■ **WRITTEN PROBLEM**:
From the entries that follow, pick out all lines holding "settimane".

■ **DATA SHOWN**:
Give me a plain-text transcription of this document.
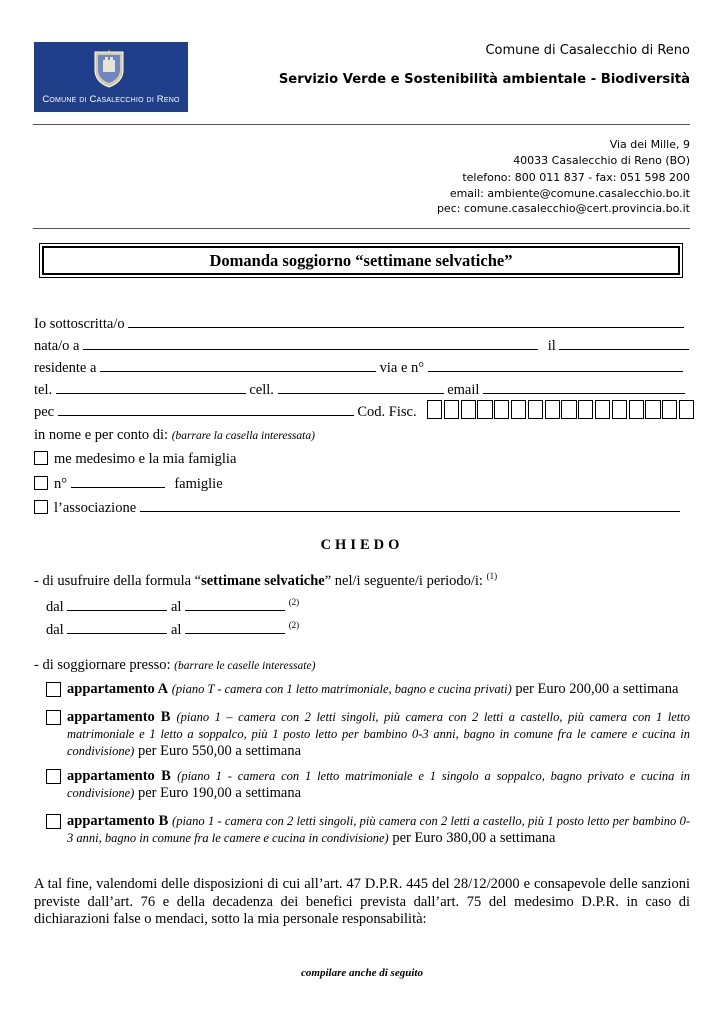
Comune di Casalecchio di Reno
Comune di Casalecchio di Reno
Servizio Verde e Sostenibilità ambientale - Biodiversità
Via dei Mille, 9
40033 Casalecchio di Reno (BO)
telefono: 800 011 837 - fax: 051 598 200
email: ambiente@comune.casalecchio.bo.it
pec: comune.casalecchio@cert.provincia.bo.it
Domanda soggiorno “settimane selvatiche”
Io sottoscritta/o
nata/o a	il
residente a	via e n°
tel.	cell.	email
pec	Cod. Fisc.
in nome e per conto di: (barrare la casella interessata)
me medesimo e la mia famiglia
n°	famiglie
l’associazione
CHIEDO
- di usufruire della formula “settimane selvatiche” nel/i seguente/i periodo/i: $^{(1)}$
dal	al	$^{(2)}$
dal	al	$^{(2)}$
- di soggiornare presso: (barrare le caselle interessate)
appartamento A (piano T - camera con 1 letto matrimoniale, bagno e cucina privati) per Euro 200,00 a settimana
appartamento B (piano 1 – camera con 2 letti singoli, più camera con 2 letti a castello, più camera con 1 letto matrimoniale e 1 letto a soppalco, più 1 posto letto per bambino 0-3 anni, bagno in comune fra le camere e cucina in condivisione) per Euro 550,00 a settimana
appartamento B (piano 1 - camera con 1 letto matrimoniale e 1 singolo a soppalco, bagno privato e cucina in condivisione) per Euro 190,00 a settimana
appartamento B (piano 1 - camera con 2 letti singoli, più camera con 2 letti a castello, più 1 posto letto per bambino 0-3 anni, bagno in comune fra le camere e cucina in condivisione) per Euro 380,00 a settimana
A tal fine, valendomi delle disposizioni di cui all’art. 47 D.P.R. 445 del 28/12/2000 e consapevole delle sanzioni previste dall’art. 76 e della decadenza dei benefici prevista dall’art. 75 del medesimo D.P.R. in caso di dichiarazioni false o mendaci, sotto la mia personale responsabilità:
compilare anche di seguito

■ **FULL RESPONSE**:
Domanda soggiorno “settimane selvatiche”
- di usufruire della formula “settimane selvatiche” nel/i seguente/i periodo/i: $^{(1)}$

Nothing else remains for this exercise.